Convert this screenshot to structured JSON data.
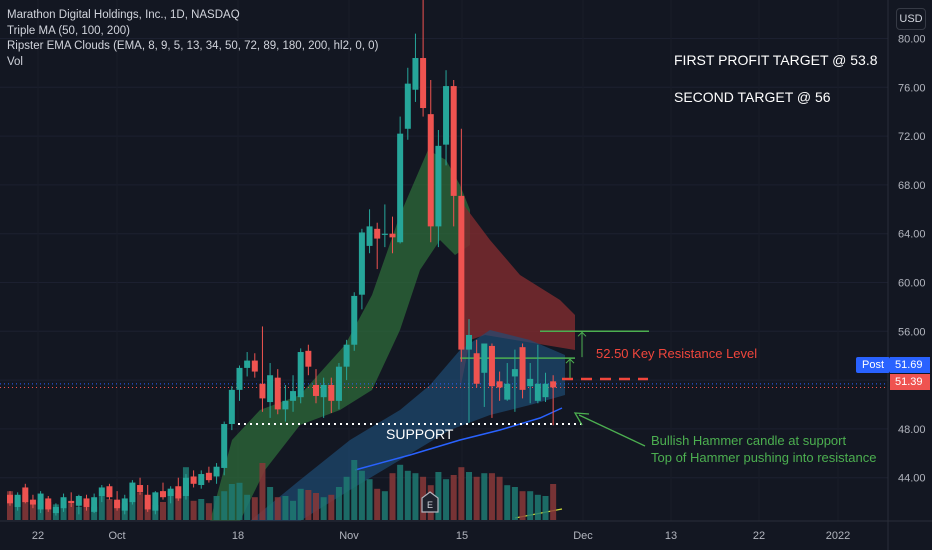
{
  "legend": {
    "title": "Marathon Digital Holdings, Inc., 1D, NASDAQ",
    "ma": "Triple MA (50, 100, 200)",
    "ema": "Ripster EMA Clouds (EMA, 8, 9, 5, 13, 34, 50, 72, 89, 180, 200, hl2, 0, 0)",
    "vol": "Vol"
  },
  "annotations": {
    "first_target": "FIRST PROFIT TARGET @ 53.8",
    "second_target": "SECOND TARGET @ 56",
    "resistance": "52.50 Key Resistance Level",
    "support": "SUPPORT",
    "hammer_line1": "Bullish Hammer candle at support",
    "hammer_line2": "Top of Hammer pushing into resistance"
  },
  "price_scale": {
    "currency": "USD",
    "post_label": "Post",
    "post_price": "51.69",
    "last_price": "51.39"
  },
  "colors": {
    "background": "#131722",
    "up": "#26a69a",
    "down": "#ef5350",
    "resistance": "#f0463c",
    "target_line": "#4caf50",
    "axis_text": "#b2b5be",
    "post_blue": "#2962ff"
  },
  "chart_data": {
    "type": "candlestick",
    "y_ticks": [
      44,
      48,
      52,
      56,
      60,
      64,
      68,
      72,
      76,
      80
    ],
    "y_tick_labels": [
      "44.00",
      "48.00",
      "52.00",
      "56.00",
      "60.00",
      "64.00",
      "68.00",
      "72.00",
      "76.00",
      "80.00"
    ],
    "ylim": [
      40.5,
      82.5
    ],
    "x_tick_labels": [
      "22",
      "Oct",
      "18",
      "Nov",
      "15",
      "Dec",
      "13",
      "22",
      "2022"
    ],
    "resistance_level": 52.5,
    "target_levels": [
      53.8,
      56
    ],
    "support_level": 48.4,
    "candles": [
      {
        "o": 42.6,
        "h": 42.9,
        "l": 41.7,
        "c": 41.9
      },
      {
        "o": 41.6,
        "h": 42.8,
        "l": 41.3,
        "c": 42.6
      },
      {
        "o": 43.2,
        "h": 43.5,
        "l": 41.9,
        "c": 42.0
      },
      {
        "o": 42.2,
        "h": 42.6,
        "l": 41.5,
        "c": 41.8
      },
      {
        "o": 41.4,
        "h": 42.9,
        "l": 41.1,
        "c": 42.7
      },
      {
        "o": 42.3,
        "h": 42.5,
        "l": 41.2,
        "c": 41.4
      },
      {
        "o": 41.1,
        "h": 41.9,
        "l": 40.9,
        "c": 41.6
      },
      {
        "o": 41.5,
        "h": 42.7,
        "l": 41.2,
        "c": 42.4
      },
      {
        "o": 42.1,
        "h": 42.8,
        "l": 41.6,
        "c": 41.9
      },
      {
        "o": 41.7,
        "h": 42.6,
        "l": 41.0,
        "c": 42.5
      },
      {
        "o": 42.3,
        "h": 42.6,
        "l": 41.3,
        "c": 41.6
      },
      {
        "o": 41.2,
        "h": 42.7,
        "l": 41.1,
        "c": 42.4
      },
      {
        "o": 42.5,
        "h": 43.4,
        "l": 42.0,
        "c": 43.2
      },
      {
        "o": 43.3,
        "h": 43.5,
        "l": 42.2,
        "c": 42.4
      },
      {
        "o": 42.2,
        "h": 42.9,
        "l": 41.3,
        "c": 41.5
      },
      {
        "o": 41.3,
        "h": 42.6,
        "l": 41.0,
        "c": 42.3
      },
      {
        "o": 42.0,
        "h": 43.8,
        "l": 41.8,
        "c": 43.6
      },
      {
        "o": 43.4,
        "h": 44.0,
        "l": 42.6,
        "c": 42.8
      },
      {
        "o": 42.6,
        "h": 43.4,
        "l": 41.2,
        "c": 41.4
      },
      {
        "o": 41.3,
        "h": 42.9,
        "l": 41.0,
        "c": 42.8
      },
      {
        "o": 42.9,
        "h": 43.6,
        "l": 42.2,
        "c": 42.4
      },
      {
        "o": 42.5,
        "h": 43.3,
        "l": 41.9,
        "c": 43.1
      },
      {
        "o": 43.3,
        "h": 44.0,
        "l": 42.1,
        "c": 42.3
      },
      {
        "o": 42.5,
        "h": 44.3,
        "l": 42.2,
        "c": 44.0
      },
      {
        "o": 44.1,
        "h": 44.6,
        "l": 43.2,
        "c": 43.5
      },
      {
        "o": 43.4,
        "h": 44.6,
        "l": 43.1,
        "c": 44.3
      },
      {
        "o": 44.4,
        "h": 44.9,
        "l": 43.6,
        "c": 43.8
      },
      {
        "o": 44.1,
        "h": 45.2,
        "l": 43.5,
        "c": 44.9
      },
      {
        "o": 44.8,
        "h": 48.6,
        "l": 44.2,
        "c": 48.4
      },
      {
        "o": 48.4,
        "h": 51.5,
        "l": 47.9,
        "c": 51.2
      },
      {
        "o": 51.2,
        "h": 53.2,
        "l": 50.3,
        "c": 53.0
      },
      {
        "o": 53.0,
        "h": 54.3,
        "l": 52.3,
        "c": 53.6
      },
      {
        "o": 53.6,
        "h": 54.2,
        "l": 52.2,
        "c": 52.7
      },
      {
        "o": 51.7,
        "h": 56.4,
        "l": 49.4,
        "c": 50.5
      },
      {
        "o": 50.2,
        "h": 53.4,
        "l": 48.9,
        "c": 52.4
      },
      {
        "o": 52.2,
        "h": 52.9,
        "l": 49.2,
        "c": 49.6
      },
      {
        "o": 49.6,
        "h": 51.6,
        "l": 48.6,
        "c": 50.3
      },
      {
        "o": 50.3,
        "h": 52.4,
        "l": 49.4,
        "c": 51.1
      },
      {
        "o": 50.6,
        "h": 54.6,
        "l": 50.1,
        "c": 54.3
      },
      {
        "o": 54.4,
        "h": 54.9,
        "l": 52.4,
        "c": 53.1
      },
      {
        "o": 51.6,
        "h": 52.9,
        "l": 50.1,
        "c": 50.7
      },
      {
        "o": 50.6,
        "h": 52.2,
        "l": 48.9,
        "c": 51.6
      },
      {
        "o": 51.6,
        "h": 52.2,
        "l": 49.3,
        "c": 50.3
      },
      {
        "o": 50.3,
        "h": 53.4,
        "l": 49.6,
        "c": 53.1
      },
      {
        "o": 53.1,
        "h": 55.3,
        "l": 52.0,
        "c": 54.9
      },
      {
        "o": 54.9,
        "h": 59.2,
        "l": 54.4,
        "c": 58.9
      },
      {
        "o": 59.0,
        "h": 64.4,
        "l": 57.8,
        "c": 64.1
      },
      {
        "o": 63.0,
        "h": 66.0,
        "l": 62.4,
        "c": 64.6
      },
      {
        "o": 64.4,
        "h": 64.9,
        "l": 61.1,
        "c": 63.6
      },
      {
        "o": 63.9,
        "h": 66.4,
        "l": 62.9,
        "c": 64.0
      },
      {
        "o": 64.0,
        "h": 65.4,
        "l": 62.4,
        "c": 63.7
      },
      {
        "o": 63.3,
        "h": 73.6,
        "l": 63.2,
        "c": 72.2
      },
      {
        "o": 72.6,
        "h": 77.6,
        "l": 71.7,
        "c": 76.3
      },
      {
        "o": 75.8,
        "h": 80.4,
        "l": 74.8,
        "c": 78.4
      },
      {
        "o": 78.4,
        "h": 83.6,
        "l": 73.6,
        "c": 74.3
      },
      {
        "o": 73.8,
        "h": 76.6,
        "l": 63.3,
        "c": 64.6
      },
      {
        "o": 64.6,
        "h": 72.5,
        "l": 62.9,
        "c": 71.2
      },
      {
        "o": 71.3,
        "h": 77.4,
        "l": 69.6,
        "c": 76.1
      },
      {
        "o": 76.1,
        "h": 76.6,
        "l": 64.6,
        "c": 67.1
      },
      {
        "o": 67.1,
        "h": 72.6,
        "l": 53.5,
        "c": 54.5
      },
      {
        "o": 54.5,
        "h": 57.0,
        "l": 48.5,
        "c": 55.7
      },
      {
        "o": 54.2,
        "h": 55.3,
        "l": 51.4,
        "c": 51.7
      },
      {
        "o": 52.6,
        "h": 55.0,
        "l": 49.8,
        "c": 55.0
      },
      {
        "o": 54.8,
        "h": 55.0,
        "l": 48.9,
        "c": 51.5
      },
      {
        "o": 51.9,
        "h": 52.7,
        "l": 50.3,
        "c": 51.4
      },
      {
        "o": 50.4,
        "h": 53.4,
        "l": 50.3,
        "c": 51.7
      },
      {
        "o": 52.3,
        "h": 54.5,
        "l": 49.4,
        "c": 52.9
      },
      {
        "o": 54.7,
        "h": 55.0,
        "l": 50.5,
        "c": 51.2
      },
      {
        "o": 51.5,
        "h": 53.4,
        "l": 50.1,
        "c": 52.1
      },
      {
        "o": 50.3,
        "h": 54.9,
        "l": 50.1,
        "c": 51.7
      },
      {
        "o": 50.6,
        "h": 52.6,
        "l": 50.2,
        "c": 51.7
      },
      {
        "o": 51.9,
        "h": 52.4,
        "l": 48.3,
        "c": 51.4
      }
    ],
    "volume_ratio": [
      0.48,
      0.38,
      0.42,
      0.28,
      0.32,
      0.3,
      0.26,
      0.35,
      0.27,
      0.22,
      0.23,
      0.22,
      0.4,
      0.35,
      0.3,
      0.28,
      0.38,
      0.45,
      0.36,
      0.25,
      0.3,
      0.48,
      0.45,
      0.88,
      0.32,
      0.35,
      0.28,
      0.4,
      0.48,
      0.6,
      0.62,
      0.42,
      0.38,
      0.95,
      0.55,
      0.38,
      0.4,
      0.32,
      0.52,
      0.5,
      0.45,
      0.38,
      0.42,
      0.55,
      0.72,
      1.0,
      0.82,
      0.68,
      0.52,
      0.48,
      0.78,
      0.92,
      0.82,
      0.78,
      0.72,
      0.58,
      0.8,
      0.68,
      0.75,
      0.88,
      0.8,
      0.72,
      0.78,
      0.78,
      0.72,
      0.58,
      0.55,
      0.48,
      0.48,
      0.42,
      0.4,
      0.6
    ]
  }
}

--------------------------------

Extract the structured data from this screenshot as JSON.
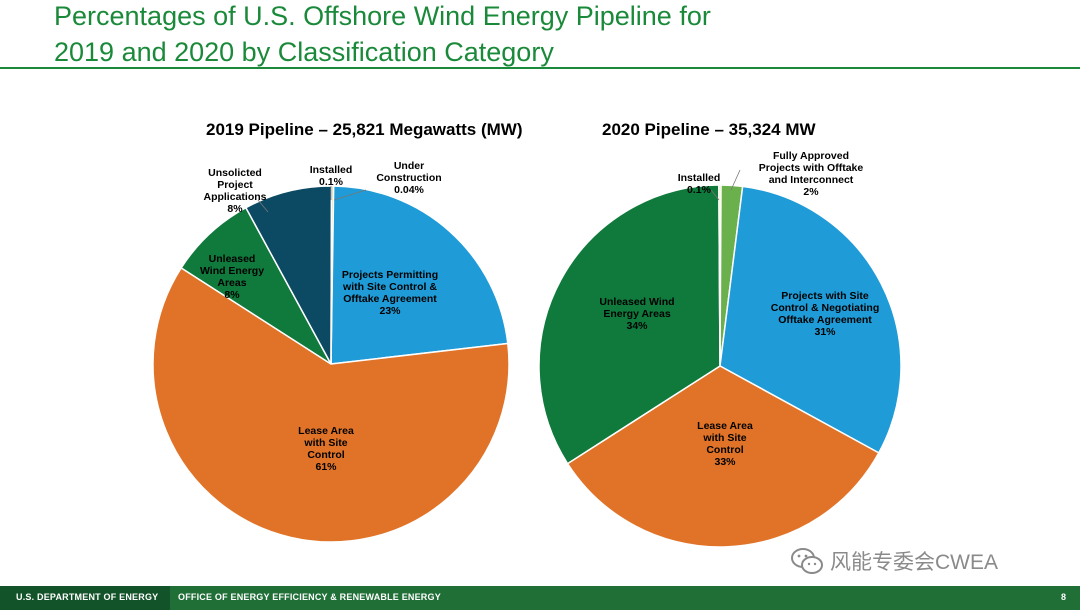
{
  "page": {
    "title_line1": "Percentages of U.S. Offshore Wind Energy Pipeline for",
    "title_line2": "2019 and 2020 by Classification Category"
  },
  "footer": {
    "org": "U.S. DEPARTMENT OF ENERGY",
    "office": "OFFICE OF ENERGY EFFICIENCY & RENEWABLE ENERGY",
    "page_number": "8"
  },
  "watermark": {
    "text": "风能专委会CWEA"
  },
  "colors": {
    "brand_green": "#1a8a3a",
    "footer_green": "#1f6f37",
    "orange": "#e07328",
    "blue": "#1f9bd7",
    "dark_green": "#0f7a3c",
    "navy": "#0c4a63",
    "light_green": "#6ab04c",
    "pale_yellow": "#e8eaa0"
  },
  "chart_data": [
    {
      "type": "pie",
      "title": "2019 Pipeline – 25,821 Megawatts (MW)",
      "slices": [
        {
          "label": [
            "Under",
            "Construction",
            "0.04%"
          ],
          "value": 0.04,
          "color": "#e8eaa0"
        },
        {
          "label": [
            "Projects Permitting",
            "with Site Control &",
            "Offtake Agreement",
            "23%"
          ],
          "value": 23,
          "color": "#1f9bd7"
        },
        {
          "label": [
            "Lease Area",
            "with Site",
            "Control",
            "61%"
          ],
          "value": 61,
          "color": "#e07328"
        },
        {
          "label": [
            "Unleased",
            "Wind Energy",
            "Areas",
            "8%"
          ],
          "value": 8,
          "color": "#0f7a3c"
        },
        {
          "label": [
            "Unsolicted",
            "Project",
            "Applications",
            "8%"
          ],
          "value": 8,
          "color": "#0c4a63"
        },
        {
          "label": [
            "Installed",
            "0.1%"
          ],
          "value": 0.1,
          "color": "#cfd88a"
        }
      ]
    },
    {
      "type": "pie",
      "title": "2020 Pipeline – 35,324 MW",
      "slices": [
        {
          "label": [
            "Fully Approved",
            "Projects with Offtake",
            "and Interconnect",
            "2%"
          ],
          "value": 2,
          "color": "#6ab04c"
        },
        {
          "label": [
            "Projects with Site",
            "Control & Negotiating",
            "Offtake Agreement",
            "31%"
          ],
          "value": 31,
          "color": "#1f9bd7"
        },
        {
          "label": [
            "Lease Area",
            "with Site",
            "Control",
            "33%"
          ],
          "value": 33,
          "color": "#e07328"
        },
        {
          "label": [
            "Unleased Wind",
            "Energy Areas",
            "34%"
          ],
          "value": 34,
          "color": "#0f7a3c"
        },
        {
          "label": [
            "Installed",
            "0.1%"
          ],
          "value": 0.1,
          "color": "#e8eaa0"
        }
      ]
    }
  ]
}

--------------------------------

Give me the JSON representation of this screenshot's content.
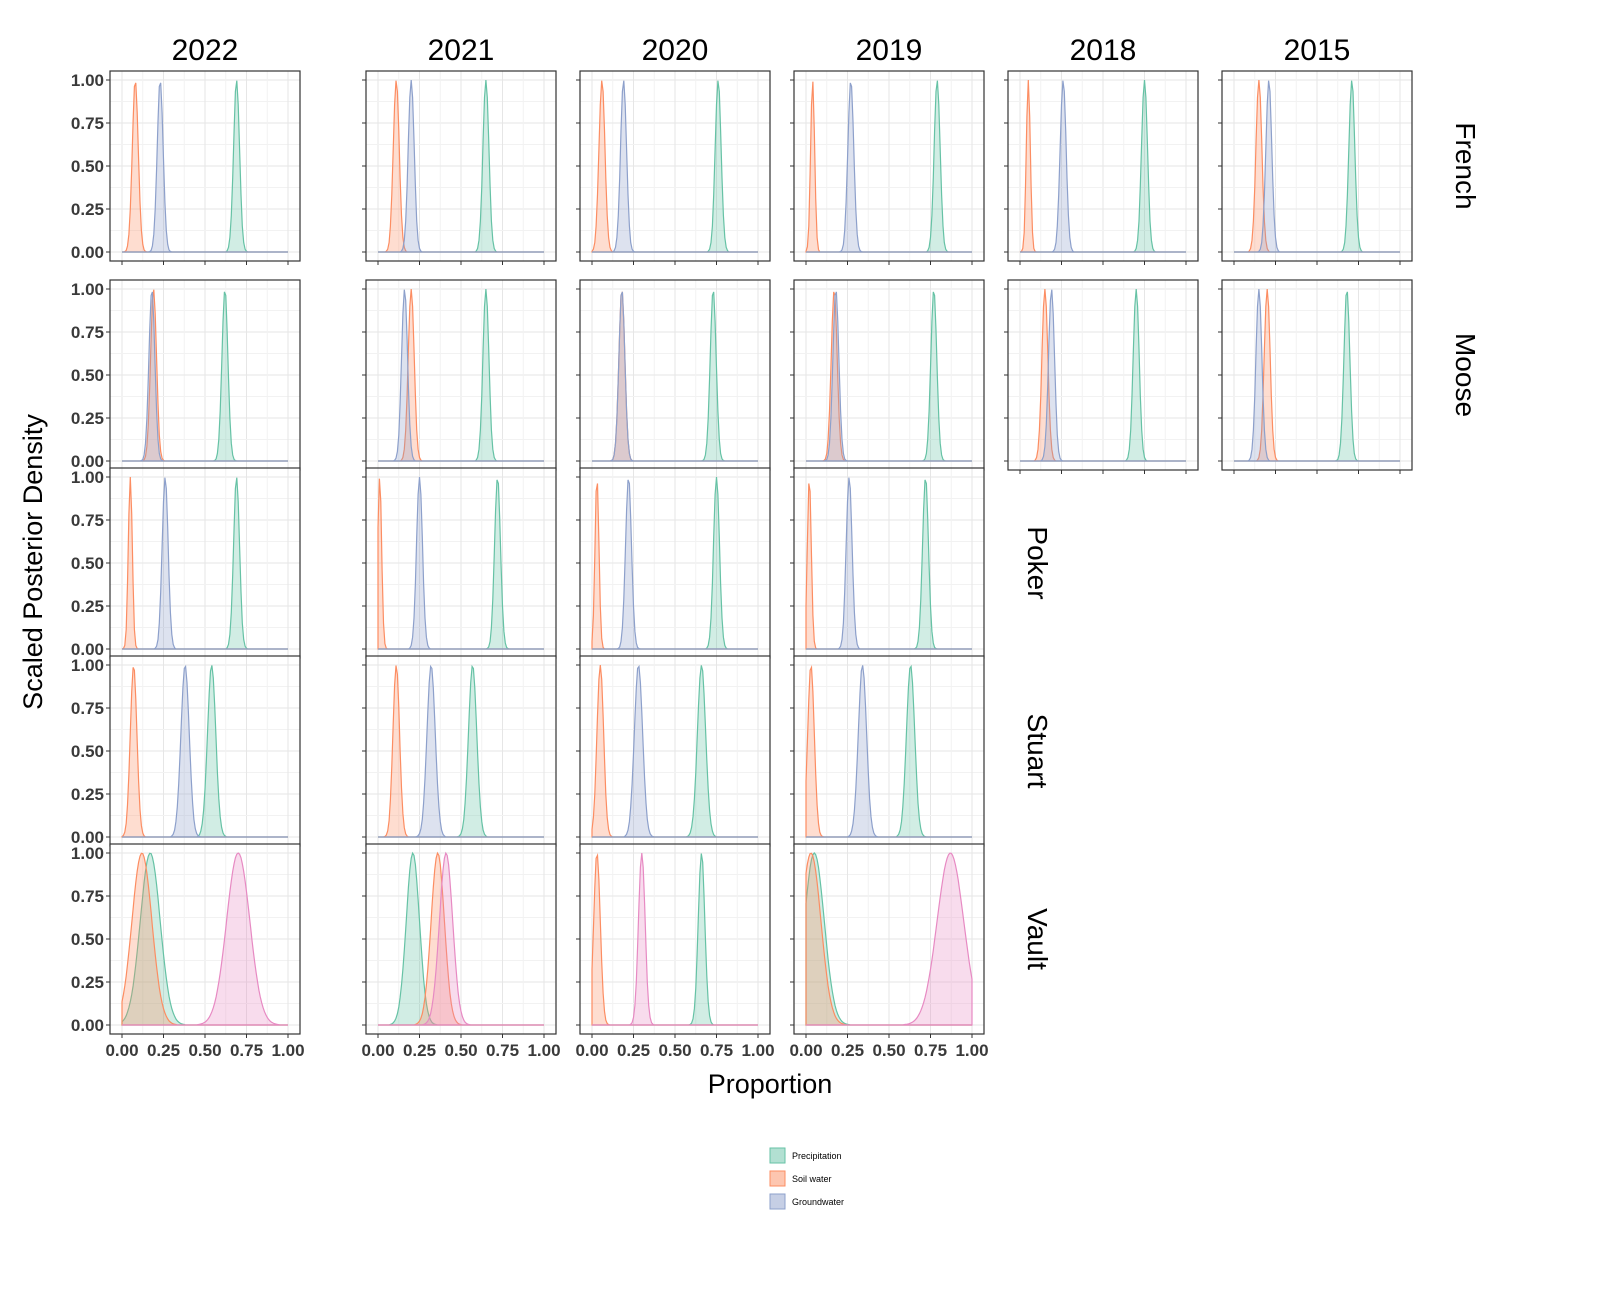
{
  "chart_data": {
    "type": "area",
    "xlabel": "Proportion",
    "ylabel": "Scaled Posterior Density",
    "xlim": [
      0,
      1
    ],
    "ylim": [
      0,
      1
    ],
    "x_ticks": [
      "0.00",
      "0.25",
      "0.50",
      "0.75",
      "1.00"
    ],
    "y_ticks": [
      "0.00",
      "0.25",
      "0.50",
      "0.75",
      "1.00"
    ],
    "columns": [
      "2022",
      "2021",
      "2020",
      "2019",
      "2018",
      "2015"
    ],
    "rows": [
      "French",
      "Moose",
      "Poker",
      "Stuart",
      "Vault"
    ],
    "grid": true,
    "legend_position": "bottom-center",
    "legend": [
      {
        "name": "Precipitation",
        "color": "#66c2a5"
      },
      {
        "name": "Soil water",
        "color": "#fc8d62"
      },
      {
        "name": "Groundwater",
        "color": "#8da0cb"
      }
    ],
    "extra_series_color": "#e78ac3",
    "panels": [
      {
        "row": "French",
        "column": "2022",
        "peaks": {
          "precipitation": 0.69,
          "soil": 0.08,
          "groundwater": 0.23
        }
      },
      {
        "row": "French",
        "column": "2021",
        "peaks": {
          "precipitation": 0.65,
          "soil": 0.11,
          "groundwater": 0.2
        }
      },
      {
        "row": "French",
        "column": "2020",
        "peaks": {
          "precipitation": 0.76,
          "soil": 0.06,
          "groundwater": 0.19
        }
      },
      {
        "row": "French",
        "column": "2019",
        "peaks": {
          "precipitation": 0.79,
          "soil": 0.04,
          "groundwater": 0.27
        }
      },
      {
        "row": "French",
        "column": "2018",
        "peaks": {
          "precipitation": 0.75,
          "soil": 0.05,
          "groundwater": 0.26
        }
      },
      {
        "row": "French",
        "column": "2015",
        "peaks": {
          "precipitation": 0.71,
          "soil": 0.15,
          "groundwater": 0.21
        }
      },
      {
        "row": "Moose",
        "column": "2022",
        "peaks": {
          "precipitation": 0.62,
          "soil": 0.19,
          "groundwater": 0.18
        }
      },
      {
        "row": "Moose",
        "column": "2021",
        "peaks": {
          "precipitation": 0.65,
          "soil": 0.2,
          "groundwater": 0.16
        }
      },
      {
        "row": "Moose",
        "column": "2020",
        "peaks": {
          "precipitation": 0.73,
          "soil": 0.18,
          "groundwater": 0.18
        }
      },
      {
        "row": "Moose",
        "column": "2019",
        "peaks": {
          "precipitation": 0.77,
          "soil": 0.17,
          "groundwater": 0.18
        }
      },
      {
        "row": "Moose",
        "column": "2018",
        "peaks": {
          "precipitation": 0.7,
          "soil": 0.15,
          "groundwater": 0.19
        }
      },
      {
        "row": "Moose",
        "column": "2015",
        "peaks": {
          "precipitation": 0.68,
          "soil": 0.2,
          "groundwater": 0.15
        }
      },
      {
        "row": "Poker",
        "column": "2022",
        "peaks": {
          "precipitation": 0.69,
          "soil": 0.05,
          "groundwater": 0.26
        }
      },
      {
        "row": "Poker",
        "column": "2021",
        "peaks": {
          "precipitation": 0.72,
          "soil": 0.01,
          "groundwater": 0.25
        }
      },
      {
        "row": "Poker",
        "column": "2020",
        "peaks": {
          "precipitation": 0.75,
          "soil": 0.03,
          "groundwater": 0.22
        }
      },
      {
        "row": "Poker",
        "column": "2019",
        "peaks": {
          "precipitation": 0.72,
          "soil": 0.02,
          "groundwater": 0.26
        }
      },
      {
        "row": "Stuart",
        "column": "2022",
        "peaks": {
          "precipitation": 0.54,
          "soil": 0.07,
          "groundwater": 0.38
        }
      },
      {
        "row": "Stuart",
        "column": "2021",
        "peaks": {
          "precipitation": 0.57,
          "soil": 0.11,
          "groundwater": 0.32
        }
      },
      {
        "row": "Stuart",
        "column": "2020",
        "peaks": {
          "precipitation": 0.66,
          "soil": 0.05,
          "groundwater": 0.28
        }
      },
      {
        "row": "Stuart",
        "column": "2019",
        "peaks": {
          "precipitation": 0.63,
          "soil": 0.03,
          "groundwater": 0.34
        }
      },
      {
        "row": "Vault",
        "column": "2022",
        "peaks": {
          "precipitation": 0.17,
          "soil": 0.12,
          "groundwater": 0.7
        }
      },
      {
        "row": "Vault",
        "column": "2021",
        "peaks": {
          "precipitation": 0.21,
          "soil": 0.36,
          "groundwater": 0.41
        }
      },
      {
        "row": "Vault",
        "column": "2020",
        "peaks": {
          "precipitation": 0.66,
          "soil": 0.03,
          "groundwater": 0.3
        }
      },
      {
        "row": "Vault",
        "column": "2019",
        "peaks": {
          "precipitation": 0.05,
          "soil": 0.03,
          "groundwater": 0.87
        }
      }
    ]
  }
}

--------------------------------

» Given problem
Lines that hold "Pipeline" are the ones to copy; find all of them.

» Full solution
    "title_line1": "Percentages of U.S. Offshore Wind Energy Pipeline for",
      "title": "2019 Pipeline – 25,821 Megawatts (MW)",
      "title": "2020 Pipeline – 35,324 MW",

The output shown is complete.